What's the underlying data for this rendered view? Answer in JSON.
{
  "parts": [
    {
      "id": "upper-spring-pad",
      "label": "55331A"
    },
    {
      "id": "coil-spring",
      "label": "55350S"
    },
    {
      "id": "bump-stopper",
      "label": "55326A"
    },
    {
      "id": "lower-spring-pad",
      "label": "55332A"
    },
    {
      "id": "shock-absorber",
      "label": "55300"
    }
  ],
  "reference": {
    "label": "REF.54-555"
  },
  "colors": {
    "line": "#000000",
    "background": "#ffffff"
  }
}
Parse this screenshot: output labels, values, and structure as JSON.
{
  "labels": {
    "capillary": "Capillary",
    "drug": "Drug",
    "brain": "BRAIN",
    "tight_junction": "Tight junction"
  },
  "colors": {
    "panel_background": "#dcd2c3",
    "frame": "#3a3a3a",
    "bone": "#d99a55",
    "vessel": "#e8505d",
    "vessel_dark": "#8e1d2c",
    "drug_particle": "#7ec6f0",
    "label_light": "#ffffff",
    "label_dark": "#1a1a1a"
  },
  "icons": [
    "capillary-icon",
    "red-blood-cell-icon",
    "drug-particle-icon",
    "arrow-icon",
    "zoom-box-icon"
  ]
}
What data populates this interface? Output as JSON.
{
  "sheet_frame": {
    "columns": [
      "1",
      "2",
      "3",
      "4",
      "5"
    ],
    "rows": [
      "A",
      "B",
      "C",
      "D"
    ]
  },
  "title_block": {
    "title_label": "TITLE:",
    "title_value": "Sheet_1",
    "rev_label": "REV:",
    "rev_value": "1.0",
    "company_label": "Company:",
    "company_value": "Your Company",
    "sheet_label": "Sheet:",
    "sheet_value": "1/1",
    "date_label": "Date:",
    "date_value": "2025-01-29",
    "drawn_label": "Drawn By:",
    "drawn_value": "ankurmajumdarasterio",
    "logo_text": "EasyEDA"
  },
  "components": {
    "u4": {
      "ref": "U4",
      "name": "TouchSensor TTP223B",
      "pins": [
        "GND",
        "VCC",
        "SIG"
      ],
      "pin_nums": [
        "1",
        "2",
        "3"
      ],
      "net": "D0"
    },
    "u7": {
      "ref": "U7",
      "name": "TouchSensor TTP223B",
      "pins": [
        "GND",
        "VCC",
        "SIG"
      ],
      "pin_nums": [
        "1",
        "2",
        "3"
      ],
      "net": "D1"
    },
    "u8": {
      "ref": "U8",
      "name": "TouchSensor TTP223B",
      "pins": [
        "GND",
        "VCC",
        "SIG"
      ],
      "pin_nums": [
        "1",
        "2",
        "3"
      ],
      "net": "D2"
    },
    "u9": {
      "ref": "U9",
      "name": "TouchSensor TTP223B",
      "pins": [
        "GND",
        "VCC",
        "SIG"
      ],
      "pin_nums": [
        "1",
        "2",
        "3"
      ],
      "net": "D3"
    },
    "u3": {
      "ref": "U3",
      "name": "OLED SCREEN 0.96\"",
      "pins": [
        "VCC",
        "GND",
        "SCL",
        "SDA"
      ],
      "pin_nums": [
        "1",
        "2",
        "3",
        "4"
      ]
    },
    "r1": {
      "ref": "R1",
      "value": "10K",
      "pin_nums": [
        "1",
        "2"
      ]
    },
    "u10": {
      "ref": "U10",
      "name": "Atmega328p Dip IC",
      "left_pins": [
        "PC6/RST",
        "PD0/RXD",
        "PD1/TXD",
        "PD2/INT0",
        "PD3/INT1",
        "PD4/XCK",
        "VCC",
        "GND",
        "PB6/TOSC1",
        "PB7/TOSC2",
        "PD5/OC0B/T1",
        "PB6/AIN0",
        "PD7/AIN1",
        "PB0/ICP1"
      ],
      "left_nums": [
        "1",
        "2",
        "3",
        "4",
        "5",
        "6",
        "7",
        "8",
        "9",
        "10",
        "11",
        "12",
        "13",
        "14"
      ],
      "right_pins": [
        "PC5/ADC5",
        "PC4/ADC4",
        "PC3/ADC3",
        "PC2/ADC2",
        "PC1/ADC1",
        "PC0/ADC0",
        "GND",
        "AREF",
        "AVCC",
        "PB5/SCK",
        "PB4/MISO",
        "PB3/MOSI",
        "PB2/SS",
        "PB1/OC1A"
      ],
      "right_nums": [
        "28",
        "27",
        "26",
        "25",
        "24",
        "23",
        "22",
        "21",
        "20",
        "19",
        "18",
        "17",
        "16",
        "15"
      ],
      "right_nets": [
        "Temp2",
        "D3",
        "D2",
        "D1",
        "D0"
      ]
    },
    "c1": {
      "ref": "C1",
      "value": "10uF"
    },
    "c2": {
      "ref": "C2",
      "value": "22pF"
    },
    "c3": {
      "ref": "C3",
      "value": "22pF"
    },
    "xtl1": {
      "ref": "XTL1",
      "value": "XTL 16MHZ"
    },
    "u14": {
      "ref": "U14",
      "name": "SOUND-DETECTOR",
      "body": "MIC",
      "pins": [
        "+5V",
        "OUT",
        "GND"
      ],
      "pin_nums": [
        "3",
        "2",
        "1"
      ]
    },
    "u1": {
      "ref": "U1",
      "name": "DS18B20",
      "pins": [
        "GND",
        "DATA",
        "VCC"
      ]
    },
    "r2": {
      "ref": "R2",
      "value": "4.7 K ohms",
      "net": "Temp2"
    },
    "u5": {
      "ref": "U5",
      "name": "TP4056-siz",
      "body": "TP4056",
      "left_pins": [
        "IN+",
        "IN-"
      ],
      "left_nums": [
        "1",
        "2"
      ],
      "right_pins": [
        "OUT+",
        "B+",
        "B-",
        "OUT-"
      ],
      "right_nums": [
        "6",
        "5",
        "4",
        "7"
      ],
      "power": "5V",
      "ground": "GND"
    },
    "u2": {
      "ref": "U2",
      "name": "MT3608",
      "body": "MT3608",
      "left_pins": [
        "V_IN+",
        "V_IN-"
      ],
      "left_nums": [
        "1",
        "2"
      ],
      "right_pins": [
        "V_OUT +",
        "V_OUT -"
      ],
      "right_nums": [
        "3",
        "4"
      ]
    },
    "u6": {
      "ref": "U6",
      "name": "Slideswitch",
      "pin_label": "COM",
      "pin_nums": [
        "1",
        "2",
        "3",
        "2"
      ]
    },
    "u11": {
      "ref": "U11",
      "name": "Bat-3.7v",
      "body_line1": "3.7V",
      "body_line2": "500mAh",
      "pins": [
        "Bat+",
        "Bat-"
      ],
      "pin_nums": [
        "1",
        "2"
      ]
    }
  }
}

-*-*-

Job: All entries must be repeated verbatim.

The reply:
What's the underlying data for this rendered view? Answer in JSON.
{
  "parts": [
    {
      "id": "upper-spring-pad",
      "label": "55331A"
    },
    {
      "id": "coil-spring",
      "label": "55350S"
    },
    {
      "id": "bump-stopper",
      "label": "55326A"
    },
    {
      "id": "lower-spring-pad",
      "label": "55332A"
    },
    {
      "id": "shock-absorber",
      "label": "55300"
    }
  ],
  "reference": {
    "label": "REF.54-555"
  },
  "colors": {
    "line": "#000000",
    "background": "#ffffff"
  }
}
Parse this screenshot: output labels, values, and structure as JSON.
{
  "labels": {
    "capillary": "Capillary",
    "drug": "Drug",
    "brain": "BRAIN",
    "tight_junction": "Tight junction"
  },
  "colors": {
    "panel_background": "#dcd2c3",
    "frame": "#3a3a3a",
    "bone": "#d99a55",
    "vessel": "#e8505d",
    "vessel_dark": "#8e1d2c",
    "drug_particle": "#7ec6f0",
    "label_light": "#ffffff",
    "label_dark": "#1a1a1a"
  },
  "icons": [
    "capillary-icon",
    "red-blood-cell-icon",
    "drug-particle-icon",
    "arrow-icon",
    "zoom-box-icon"
  ]
}
What data populates this interface? Output as JSON.
{
  "sheet_frame": {
    "columns": [
      "1",
      "2",
      "3",
      "4",
      "5"
    ],
    "rows": [
      "A",
      "B",
      "C",
      "D"
    ]
  },
  "title_block": {
    "title_label": "TITLE:",
    "title_value": "Sheet_1",
    "rev_label": "REV:",
    "rev_value": "1.0",
    "company_label": "Company:",
    "company_value": "Your Company",
    "sheet_label": "Sheet:",
    "sheet_value": "1/1",
    "date_label": "Date:",
    "date_value": "2025-01-29",
    "drawn_label": "Drawn By:",
    "drawn_value": "ankurmajumdarasterio",
    "logo_text": "EasyEDA"
  },
  "components": {
    "u4": {
      "ref": "U4",
      "name": "TouchSensor TTP223B",
      "pins": [
        "GND",
        "VCC",
        "SIG"
      ],
      "pin_nums": [
        "1",
        "2",
        "3"
      ],
      "net": "D0"
    },
    "u7": {
      "ref": "U7",
      "name": "TouchSensor TTP223B",
      "pins": [
        "GND",
        "VCC",
        "SIG"
      ],
      "pin_nums": [
        "1",
        "2",
        "3"
      ],
      "net": "D1"
    },
    "u8": {
      "ref": "U8",
      "name": "TouchSensor TTP223B",
      "pins": [
        "GND",
        "VCC",
        "SIG"
      ],
      "pin_nums": [
        "1",
        "2",
        "3"
      ],
      "net": "D2"
    },
    "u9": {
      "ref": "U9",
      "name": "TouchSensor TTP223B",
      "pins": [
        "GND",
        "VCC",
        "SIG"
      ],
      "pin_nums": [
        "1",
        "2",
        "3"
      ],
      "net": "D3"
    },
    "u3": {
      "ref": "U3",
      "name": "OLED SCREEN 0.96\"",
      "pins": [
        "VCC",
        "GND",
        "SCL",
        "SDA"
      ],
      "pin_nums": [
        "1",
        "2",
        "3",
        "4"
      ]
    },
    "r1": {
      "ref": "R1",
      "value": "10K",
      "pin_nums": [
        "1",
        "2"
      ]
    },
    "u10": {
      "ref": "U10",
      "name": "Atmega328p Dip IC",
      "left_pins": [
        "PC6/RST",
        "PD0/RXD",
        "PD1/TXD",
        "PD2/INT0",
        "PD3/INT1",
        "PD4/XCK",
        "VCC",
        "GND",
        "PB6/TOSC1",
        "PB7/TOSC2",
        "PD5/OC0B/T1",
        "PB6/AIN0",
        "PD7/AIN1",
        "PB0/ICP1"
      ],
      "left_nums": [
        "1",
        "2",
        "3",
        "4",
        "5",
        "6",
        "7",
        "8",
        "9",
        "10",
        "11",
        "12",
        "13",
        "14"
      ],
      "right_pins": [
        "PC5/ADC5",
        "PC4/ADC4",
        "PC3/ADC3",
        "PC2/ADC2",
        "PC1/ADC1",
        "PC0/ADC0",
        "GND",
        "AREF",
        "AVCC",
        "PB5/SCK",
        "PB4/MISO",
        "PB3/MOSI",
        "PB2/SS",
        "PB1/OC1A"
      ],
      "right_nums": [
        "28",
        "27",
        "26",
        "25",
        "24",
        "23",
        "22",
        "21",
        "20",
        "19",
        "18",
        "17",
        "16",
        "15"
      ],
      "right_nets": [
        "Temp2",
        "D3",
        "D2",
        "D1",
        "D0"
      ]
    },
    "c1": {
      "ref": "C1",
      "value": "10uF"
    },
    "c2": {
      "ref": "C2",
      "value": "22pF"
    },
    "c3": {
      "ref": "C3",
      "value": "22pF"
    },
    "xtl1": {
      "ref": "XTL1",
      "value": "XTL 16MHZ"
    },
    "u14": {
      "ref": "U14",
      "name": "SOUND-DETECTOR",
      "body": "MIC",
      "pins": [
        "+5V",
        "OUT",
        "GND"
      ],
      "pin_nums": [
        "3",
        "2",
        "1"
      ]
    },
    "u1": {
      "ref": "U1",
      "name": "DS18B20",
      "pins": [
        "GND",
        "DATA",
        "VCC"
      ]
    },
    "r2": {
      "ref": "R2",
      "value": "4.7 K ohms",
      "net": "Temp2"
    },
    "u5": {
      "ref": "U5",
      "name": "TP4056-siz",
      "body": "TP4056",
      "left_pins": [
        "IN+",
        "IN-"
      ],
      "left_nums": [
        "1",
        "2"
      ],
      "right_pins": [
        "OUT+",
        "B+",
        "B-",
        "OUT-"
      ],
      "right_nums": [
        "6",
        "5",
        "4",
        "7"
      ],
      "power": "5V",
      "ground": "GND"
    },
    "u2": {
      "ref": "U2",
      "name": "MT3608",
      "body": "MT3608",
      "left_pins": [
        "V_IN+",
        "V_IN-"
      ],
      "left_nums": [
        "1",
        "2"
      ],
      "right_pins": [
        "V_OUT +",
        "V_OUT -"
      ],
      "right_nums": [
        "3",
        "4"
      ]
    },
    "u6": {
      "ref": "U6",
      "name": "Slideswitch",
      "pin_label": "COM",
      "pin_nums": [
        "1",
        "2",
        "3",
        "2"
      ]
    },
    "u11": {
      "ref": "U11",
      "name": "Bat-3.7v",
      "body_line1": "3.7V",
      "body_line2": "500mAh",
      "pins": [
        "Bat+",
        "Bat-"
      ],
      "pin_nums": [
        "1",
        "2"
      ]
    }
  }
}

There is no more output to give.